**What you have to do**
All of the data below should be written out exactly.

:::::

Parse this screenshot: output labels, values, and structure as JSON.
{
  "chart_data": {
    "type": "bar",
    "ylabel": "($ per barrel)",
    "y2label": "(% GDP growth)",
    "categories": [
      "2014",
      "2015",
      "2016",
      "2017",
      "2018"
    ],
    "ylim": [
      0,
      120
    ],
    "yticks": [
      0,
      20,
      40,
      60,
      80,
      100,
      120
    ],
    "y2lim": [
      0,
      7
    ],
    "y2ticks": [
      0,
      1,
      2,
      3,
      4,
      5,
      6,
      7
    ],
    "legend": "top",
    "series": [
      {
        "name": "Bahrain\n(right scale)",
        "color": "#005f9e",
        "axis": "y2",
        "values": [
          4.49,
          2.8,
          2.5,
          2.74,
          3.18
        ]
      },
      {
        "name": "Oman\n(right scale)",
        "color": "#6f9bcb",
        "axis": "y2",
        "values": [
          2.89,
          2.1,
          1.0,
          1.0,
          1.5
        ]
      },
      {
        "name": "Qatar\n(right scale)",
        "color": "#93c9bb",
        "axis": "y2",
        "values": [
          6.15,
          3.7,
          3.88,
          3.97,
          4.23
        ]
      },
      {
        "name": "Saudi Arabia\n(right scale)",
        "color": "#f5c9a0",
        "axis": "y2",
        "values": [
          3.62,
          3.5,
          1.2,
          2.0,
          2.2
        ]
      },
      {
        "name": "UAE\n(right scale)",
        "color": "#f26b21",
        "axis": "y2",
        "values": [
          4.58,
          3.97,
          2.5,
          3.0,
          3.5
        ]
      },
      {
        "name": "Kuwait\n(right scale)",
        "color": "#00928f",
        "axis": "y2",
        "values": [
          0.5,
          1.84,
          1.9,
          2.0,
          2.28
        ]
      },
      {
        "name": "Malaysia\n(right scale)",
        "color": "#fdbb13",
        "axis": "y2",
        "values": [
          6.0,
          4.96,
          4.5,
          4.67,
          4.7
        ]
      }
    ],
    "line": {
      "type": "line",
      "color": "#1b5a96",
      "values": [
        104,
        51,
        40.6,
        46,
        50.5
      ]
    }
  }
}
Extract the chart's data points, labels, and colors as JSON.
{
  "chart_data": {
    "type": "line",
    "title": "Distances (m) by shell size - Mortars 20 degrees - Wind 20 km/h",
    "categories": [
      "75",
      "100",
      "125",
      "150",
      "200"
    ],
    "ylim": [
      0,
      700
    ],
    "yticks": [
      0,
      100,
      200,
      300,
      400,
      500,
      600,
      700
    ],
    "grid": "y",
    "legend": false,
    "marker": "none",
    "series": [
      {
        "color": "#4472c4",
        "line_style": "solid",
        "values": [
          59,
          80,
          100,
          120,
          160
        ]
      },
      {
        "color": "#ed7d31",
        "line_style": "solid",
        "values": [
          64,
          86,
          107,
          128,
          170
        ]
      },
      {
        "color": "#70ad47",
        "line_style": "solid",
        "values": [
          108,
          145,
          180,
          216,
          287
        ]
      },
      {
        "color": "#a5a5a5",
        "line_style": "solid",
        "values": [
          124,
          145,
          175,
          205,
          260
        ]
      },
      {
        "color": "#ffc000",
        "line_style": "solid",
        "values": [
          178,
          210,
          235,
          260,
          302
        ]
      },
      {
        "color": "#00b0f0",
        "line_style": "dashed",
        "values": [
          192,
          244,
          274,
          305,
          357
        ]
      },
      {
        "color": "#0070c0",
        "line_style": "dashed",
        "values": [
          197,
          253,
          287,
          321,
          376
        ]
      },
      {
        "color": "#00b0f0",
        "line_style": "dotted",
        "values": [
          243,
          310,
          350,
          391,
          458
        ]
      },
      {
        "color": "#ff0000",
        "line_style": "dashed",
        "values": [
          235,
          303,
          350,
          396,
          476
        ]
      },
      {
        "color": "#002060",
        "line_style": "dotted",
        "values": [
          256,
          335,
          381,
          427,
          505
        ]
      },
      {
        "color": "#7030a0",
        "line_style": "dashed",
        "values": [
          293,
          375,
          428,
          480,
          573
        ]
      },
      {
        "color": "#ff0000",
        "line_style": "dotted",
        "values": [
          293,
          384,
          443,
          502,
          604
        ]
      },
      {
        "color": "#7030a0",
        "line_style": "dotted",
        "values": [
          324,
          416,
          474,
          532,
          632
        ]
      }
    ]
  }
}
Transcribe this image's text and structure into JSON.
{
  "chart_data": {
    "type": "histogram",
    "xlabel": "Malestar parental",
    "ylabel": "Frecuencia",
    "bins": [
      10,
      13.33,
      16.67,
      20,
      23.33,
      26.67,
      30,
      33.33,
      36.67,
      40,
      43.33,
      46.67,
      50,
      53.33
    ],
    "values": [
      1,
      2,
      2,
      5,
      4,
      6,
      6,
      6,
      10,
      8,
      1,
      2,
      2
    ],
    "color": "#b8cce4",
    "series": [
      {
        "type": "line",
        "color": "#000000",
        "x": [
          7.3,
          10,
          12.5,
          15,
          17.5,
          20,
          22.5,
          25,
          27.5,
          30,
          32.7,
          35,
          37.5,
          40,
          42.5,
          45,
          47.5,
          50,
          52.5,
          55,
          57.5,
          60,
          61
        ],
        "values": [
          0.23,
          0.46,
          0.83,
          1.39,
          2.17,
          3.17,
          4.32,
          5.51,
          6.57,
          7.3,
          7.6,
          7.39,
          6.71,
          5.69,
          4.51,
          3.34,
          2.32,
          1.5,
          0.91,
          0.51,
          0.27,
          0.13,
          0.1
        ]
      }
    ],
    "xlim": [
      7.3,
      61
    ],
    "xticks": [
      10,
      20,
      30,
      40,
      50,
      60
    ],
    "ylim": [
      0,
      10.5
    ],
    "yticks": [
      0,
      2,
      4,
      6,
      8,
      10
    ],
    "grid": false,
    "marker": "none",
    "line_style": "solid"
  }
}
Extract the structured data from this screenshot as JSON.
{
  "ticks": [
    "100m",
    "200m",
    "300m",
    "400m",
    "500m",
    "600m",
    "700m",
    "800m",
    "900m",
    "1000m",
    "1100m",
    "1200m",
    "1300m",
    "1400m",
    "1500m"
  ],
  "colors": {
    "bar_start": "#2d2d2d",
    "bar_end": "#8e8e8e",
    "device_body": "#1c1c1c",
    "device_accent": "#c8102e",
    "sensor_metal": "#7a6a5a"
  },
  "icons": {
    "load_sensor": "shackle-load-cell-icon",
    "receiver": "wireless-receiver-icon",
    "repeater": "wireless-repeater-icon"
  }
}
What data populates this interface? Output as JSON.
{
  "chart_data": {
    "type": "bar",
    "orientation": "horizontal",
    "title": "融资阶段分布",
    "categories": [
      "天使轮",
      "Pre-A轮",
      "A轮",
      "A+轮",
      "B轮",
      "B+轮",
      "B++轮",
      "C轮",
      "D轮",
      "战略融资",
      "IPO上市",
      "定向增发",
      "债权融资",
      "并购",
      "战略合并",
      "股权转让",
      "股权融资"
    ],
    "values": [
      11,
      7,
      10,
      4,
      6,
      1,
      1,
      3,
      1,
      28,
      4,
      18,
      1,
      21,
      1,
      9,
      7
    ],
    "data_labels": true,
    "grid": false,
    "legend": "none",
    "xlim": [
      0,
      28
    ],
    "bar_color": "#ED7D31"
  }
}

:::::

**Output for this task**
Parse this screenshot: output labels, values, and structure as JSON.
{
  "chart_data": {
    "type": "bar",
    "ylabel": "($ per barrel)",
    "y2label": "(% GDP growth)",
    "categories": [
      "2014",
      "2015",
      "2016",
      "2017",
      "2018"
    ],
    "ylim": [
      0,
      120
    ],
    "yticks": [
      0,
      20,
      40,
      60,
      80,
      100,
      120
    ],
    "y2lim": [
      0,
      7
    ],
    "y2ticks": [
      0,
      1,
      2,
      3,
      4,
      5,
      6,
      7
    ],
    "legend": "top",
    "series": [
      {
        "name": "Bahrain\n(right scale)",
        "color": "#005f9e",
        "axis": "y2",
        "values": [
          4.49,
          2.8,
          2.5,
          2.74,
          3.18
        ]
      },
      {
        "name": "Oman\n(right scale)",
        "color": "#6f9bcb",
        "axis": "y2",
        "values": [
          2.89,
          2.1,
          1.0,
          1.0,
          1.5
        ]
      },
      {
        "name": "Qatar\n(right scale)",
        "color": "#93c9bb",
        "axis": "y2",
        "values": [
          6.15,
          3.7,
          3.88,
          3.97,
          4.23
        ]
      },
      {
        "name": "Saudi Arabia\n(right scale)",
        "color": "#f5c9a0",
        "axis": "y2",
        "values": [
          3.62,
          3.5,
          1.2,
          2.0,
          2.2
        ]
      },
      {
        "name": "UAE\n(right scale)",
        "color": "#f26b21",
        "axis": "y2",
        "values": [
          4.58,
          3.97,
          2.5,
          3.0,
          3.5
        ]
      },
      {
        "name": "Kuwait\n(right scale)",
        "color": "#00928f",
        "axis": "y2",
        "values": [
          0.5,
          1.84,
          1.9,
          2.0,
          2.28
        ]
      },
      {
        "name": "Malaysia\n(right scale)",
        "color": "#fdbb13",
        "axis": "y2",
        "values": [
          6.0,
          4.96,
          4.5,
          4.67,
          4.7
        ]
      }
    ],
    "line": {
      "type": "line",
      "color": "#1b5a96",
      "values": [
        104,
        51,
        40.6,
        46,
        50.5
      ]
    }
  }
}
Extract the chart's data points, labels, and colors as JSON.
{
  "chart_data": {
    "type": "line",
    "title": "Distances (m) by shell size - Mortars 20 degrees - Wind 20 km/h",
    "categories": [
      "75",
      "100",
      "125",
      "150",
      "200"
    ],
    "ylim": [
      0,
      700
    ],
    "yticks": [
      0,
      100,
      200,
      300,
      400,
      500,
      600,
      700
    ],
    "grid": "y",
    "legend": false,
    "marker": "none",
    "series": [
      {
        "color": "#4472c4",
        "line_style": "solid",
        "values": [
          59,
          80,
          100,
          120,
          160
        ]
      },
      {
        "color": "#ed7d31",
        "line_style": "solid",
        "values": [
          64,
          86,
          107,
          128,
          170
        ]
      },
      {
        "color": "#70ad47",
        "line_style": "solid",
        "values": [
          108,
          145,
          180,
          216,
          287
        ]
      },
      {
        "color": "#a5a5a5",
        "line_style": "solid",
        "values": [
          124,
          145,
          175,
          205,
          260
        ]
      },
      {
        "color": "#ffc000",
        "line_style": "solid",
        "values": [
          178,
          210,
          235,
          260,
          302
        ]
      },
      {
        "color": "#00b0f0",
        "line_style": "dashed",
        "values": [
          192,
          244,
          274,
          305,
          357
        ]
      },
      {
        "color": "#0070c0",
        "line_style": "dashed",
        "values": [
          197,
          253,
          287,
          321,
          376
        ]
      },
      {
        "color": "#00b0f0",
        "line_style": "dotted",
        "values": [
          243,
          310,
          350,
          391,
          458
        ]
      },
      {
        "color": "#ff0000",
        "line_style": "dashed",
        "values": [
          235,
          303,
          350,
          396,
          476
        ]
      },
      {
        "color": "#002060",
        "line_style": "dotted",
        "values": [
          256,
          335,
          381,
          427,
          505
        ]
      },
      {
        "color": "#7030a0",
        "line_style": "dashed",
        "values": [
          293,
          375,
          428,
          480,
          573
        ]
      },
      {
        "color": "#ff0000",
        "line_style": "dotted",
        "values": [
          293,
          384,
          443,
          502,
          604
        ]
      },
      {
        "color": "#7030a0",
        "line_style": "dotted",
        "values": [
          324,
          416,
          474,
          532,
          632
        ]
      }
    ]
  }
}
Transcribe this image's text and structure into JSON.
{
  "chart_data": {
    "type": "histogram",
    "xlabel": "Malestar parental",
    "ylabel": "Frecuencia",
    "bins": [
      10,
      13.33,
      16.67,
      20,
      23.33,
      26.67,
      30,
      33.33,
      36.67,
      40,
      43.33,
      46.67,
      50,
      53.33
    ],
    "values": [
      1,
      2,
      2,
      5,
      4,
      6,
      6,
      6,
      10,
      8,
      1,
      2,
      2
    ],
    "color": "#b8cce4",
    "series": [
      {
        "type": "line",
        "color": "#000000",
        "x": [
          7.3,
          10,
          12.5,
          15,
          17.5,
          20,
          22.5,
          25,
          27.5,
          30,
          32.7,
          35,
          37.5,
          40,
          42.5,
          45,
          47.5,
          50,
          52.5,
          55,
          57.5,
          60,
          61
        ],
        "values": [
          0.23,
          0.46,
          0.83,
          1.39,
          2.17,
          3.17,
          4.32,
          5.51,
          6.57,
          7.3,
          7.6,
          7.39,
          6.71,
          5.69,
          4.51,
          3.34,
          2.32,
          1.5,
          0.91,
          0.51,
          0.27,
          0.13,
          0.1
        ]
      }
    ],
    "xlim": [
      7.3,
      61
    ],
    "xticks": [
      10,
      20,
      30,
      40,
      50,
      60
    ],
    "ylim": [
      0,
      10.5
    ],
    "yticks": [
      0,
      2,
      4,
      6,
      8,
      10
    ],
    "grid": false,
    "marker": "none",
    "line_style": "solid"
  }
}
Extract the structured data from this screenshot as JSON.
{
  "ticks": [
    "100m",
    "200m",
    "300m",
    "400m",
    "500m",
    "600m",
    "700m",
    "800m",
    "900m",
    "1000m",
    "1100m",
    "1200m",
    "1300m",
    "1400m",
    "1500m"
  ],
  "colors": {
    "bar_start": "#2d2d2d",
    "bar_end": "#8e8e8e",
    "device_body": "#1c1c1c",
    "device_accent": "#c8102e",
    "sensor_metal": "#7a6a5a"
  },
  "icons": {
    "load_sensor": "shackle-load-cell-icon",
    "receiver": "wireless-receiver-icon",
    "repeater": "wireless-repeater-icon"
  }
}
What data populates this interface? Output as JSON.
{
  "chart_data": {
    "type": "bar",
    "orientation": "horizontal",
    "title": "融资阶段分布",
    "categories": [
      "天使轮",
      "Pre-A轮",
      "A轮",
      "A+轮",
      "B轮",
      "B+轮",
      "B++轮",
      "C轮",
      "D轮",
      "战略融资",
      "IPO上市",
      "定向增发",
      "债权融资",
      "并购",
      "战略合并",
      "股权转让",
      "股权融资"
    ],
    "values": [
      11,
      7,
      10,
      4,
      6,
      1,
      1,
      3,
      1,
      28,
      4,
      18,
      1,
      21,
      1,
      9,
      7
    ],
    "data_labels": true,
    "grid": false,
    "legend": "none",
    "xlim": [
      0,
      28
    ],
    "bar_color": "#ED7D31"
  }
}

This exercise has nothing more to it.